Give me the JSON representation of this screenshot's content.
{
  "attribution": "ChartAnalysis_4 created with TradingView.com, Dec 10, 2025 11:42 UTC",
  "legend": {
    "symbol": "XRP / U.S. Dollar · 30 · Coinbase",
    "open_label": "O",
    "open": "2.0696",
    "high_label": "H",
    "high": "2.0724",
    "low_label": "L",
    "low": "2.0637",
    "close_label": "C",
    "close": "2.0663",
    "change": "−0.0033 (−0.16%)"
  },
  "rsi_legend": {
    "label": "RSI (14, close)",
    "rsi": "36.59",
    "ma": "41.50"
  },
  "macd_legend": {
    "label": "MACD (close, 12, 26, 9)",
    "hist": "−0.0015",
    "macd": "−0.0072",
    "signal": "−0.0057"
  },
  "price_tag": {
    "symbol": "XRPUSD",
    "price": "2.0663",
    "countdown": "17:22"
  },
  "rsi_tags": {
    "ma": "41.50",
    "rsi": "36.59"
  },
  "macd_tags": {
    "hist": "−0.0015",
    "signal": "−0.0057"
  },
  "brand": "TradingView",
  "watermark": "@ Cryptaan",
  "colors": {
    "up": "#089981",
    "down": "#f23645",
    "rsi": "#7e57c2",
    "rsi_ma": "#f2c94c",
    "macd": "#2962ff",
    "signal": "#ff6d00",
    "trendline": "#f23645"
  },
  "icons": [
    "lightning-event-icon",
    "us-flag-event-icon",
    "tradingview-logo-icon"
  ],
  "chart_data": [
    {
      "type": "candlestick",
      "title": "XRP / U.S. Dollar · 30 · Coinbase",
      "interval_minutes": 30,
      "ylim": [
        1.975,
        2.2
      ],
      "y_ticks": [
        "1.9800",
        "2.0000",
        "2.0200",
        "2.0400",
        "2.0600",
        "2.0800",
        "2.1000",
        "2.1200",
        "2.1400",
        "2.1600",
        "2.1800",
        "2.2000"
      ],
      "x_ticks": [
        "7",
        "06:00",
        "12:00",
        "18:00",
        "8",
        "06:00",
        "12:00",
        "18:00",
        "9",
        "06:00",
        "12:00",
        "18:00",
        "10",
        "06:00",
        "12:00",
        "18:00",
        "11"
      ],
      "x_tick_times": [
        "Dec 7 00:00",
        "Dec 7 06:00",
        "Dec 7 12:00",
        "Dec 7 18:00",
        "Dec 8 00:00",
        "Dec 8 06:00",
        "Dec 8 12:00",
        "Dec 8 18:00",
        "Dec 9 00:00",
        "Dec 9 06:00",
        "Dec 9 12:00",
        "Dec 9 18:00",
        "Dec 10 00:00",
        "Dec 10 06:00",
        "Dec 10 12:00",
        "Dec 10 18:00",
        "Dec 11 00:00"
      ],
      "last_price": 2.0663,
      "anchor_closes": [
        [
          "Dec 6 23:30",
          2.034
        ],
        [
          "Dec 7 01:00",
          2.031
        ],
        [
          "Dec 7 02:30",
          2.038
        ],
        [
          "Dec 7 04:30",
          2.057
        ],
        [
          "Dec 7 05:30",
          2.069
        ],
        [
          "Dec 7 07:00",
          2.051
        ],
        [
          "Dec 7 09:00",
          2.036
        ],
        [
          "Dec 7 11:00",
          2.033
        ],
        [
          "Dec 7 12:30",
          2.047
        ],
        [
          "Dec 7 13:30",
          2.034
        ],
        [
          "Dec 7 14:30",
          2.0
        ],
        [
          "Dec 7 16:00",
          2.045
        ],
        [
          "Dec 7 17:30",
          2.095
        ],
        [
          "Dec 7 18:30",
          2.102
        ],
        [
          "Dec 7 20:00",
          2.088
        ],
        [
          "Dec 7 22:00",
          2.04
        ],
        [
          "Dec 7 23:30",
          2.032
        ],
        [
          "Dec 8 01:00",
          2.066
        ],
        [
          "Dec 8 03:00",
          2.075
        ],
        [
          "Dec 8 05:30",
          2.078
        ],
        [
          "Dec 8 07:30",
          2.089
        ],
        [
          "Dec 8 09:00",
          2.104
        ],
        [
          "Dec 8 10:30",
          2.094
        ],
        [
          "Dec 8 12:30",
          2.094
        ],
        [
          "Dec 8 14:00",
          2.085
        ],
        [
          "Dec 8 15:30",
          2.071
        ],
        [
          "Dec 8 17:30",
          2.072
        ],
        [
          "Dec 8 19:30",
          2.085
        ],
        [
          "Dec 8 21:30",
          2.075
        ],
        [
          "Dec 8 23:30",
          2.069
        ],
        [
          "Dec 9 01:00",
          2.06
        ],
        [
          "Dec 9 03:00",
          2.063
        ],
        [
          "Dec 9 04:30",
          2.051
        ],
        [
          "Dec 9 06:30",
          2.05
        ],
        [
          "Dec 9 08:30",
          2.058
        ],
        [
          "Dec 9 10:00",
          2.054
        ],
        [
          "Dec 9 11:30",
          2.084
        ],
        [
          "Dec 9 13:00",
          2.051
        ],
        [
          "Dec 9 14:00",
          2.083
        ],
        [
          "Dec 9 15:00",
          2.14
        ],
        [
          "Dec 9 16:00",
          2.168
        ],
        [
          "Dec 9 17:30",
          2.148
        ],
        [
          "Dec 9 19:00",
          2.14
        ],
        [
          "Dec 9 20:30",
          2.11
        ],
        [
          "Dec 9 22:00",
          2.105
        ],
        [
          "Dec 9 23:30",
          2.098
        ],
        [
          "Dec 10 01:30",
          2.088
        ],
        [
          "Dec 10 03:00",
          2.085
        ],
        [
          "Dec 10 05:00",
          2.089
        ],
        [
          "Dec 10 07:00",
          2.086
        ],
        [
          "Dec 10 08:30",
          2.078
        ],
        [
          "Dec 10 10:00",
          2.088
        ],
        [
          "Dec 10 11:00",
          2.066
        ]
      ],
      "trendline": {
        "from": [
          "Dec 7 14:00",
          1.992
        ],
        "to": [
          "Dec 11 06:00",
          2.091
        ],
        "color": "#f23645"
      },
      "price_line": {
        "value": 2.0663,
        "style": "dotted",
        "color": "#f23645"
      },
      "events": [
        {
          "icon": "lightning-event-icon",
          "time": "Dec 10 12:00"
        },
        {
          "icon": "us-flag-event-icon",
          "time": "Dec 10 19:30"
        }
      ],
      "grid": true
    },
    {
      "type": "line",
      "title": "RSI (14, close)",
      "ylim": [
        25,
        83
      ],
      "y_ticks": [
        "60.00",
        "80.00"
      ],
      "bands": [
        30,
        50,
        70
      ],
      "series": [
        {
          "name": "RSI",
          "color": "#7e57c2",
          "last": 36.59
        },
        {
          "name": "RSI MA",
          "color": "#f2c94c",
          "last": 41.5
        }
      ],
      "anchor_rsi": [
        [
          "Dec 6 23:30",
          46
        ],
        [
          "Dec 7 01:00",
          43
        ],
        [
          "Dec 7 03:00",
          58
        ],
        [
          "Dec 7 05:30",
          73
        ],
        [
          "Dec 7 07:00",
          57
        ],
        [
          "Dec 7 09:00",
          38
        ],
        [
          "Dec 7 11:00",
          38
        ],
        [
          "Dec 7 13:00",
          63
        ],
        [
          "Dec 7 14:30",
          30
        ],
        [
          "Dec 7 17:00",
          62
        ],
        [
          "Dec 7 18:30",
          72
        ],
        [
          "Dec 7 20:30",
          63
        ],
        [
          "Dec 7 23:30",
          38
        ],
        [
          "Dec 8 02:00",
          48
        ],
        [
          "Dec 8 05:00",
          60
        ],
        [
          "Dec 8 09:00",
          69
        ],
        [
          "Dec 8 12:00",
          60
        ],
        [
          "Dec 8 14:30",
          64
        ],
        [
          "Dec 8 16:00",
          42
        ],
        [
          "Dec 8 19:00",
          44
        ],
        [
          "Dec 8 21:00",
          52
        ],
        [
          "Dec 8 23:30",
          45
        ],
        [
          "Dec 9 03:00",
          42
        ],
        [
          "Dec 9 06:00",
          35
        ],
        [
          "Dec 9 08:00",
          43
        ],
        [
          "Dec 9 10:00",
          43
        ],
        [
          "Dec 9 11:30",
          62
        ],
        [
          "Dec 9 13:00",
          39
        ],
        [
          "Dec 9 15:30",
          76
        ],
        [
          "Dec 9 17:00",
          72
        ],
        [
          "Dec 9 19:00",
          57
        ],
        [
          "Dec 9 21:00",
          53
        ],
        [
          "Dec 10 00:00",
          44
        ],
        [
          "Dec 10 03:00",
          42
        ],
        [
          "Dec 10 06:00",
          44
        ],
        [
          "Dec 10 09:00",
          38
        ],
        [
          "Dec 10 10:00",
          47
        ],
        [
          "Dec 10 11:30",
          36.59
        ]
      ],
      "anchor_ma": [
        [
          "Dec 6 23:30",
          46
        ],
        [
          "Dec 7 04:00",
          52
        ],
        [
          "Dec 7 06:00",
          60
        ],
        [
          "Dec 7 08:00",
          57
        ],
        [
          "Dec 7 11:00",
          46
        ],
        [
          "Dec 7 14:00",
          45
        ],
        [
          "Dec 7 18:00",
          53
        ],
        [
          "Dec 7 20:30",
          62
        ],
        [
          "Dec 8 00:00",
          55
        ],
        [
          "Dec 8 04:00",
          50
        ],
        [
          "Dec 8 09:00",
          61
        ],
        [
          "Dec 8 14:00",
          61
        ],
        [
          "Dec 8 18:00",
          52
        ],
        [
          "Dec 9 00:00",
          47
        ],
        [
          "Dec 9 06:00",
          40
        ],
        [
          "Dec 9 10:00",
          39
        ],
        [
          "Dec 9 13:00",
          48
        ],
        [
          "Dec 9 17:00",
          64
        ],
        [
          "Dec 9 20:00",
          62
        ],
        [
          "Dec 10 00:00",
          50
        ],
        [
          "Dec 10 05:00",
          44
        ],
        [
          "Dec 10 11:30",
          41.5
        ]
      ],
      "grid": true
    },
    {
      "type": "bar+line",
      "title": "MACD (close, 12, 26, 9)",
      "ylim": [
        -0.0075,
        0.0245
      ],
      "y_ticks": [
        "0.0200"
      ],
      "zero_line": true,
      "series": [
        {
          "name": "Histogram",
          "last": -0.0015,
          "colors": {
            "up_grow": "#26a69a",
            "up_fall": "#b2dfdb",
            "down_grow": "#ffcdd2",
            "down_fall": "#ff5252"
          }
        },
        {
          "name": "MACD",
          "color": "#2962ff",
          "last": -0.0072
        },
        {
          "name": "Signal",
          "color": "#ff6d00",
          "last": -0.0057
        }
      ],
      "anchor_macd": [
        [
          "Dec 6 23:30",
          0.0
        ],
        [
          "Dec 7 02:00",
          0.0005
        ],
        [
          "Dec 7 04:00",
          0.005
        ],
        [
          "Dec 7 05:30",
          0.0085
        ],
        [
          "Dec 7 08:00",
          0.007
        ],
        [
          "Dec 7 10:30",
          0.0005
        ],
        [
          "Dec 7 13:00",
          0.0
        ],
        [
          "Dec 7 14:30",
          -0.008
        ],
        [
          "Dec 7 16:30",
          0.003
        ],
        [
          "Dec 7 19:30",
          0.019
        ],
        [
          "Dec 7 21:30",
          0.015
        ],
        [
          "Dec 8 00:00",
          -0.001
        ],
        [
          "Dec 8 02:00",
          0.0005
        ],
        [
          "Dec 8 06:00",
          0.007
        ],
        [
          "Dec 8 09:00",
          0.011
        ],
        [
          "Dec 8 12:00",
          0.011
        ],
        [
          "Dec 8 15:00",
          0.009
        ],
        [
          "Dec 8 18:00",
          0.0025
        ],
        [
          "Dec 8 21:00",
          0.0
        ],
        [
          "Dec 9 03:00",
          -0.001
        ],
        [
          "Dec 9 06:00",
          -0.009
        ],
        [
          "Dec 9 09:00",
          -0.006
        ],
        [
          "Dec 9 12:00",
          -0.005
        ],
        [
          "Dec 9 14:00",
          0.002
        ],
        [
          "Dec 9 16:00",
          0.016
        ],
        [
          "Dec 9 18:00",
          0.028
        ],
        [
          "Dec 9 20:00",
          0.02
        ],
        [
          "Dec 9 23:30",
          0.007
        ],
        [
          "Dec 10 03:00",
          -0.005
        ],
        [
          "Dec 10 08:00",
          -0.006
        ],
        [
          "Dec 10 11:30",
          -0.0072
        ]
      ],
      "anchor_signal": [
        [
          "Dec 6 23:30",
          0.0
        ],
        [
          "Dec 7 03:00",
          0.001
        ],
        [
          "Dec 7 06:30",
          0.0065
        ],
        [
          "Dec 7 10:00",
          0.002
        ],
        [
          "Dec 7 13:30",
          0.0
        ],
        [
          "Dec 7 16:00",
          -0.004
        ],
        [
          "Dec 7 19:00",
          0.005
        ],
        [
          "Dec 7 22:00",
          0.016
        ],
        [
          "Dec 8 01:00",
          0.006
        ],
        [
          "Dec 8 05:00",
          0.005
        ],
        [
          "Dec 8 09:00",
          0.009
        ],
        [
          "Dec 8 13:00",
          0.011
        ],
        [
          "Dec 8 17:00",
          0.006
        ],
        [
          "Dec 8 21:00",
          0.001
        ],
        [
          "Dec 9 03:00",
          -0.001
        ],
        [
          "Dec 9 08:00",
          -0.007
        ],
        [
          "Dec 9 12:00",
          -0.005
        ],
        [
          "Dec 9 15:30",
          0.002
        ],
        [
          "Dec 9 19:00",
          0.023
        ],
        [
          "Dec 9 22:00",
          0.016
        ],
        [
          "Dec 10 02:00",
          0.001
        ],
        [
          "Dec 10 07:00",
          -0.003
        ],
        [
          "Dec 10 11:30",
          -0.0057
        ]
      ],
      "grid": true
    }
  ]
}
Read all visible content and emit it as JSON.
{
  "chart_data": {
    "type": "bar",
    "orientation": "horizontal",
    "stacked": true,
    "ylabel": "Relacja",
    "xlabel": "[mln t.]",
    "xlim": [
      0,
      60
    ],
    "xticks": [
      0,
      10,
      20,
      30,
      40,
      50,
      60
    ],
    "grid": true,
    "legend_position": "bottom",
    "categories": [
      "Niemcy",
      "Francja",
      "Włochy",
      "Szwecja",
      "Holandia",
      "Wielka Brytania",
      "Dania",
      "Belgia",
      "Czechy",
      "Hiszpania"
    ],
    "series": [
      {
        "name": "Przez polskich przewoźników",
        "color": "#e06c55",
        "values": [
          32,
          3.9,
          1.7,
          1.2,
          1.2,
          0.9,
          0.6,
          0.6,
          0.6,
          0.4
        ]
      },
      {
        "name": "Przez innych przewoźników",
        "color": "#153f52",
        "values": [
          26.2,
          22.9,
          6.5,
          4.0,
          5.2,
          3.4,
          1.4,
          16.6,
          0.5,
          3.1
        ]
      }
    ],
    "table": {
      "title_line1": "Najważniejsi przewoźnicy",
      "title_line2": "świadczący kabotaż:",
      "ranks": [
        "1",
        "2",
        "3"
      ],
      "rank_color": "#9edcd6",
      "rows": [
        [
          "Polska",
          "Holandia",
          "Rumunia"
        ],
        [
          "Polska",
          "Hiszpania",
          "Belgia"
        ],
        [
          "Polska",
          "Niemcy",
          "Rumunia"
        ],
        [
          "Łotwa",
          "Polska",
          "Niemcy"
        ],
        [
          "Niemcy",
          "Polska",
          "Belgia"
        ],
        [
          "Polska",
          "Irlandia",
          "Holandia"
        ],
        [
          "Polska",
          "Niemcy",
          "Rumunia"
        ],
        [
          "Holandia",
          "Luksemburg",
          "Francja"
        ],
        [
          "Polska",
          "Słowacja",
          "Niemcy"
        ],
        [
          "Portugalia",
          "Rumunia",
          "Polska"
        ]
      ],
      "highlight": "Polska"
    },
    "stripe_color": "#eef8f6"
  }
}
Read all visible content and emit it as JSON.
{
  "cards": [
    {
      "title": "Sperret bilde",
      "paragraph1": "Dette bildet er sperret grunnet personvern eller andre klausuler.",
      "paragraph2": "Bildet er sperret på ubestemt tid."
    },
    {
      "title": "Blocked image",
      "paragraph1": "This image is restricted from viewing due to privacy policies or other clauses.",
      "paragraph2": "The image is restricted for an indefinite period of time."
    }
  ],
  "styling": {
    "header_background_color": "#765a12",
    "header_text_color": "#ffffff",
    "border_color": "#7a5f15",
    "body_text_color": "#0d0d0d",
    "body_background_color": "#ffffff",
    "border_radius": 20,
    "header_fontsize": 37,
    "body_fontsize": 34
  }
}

SHORT TASK =>
Go through the listing above and report how many of its lines contain the word "Coinbase", with only the number as output.

EXERCISE OUTPUT =>
2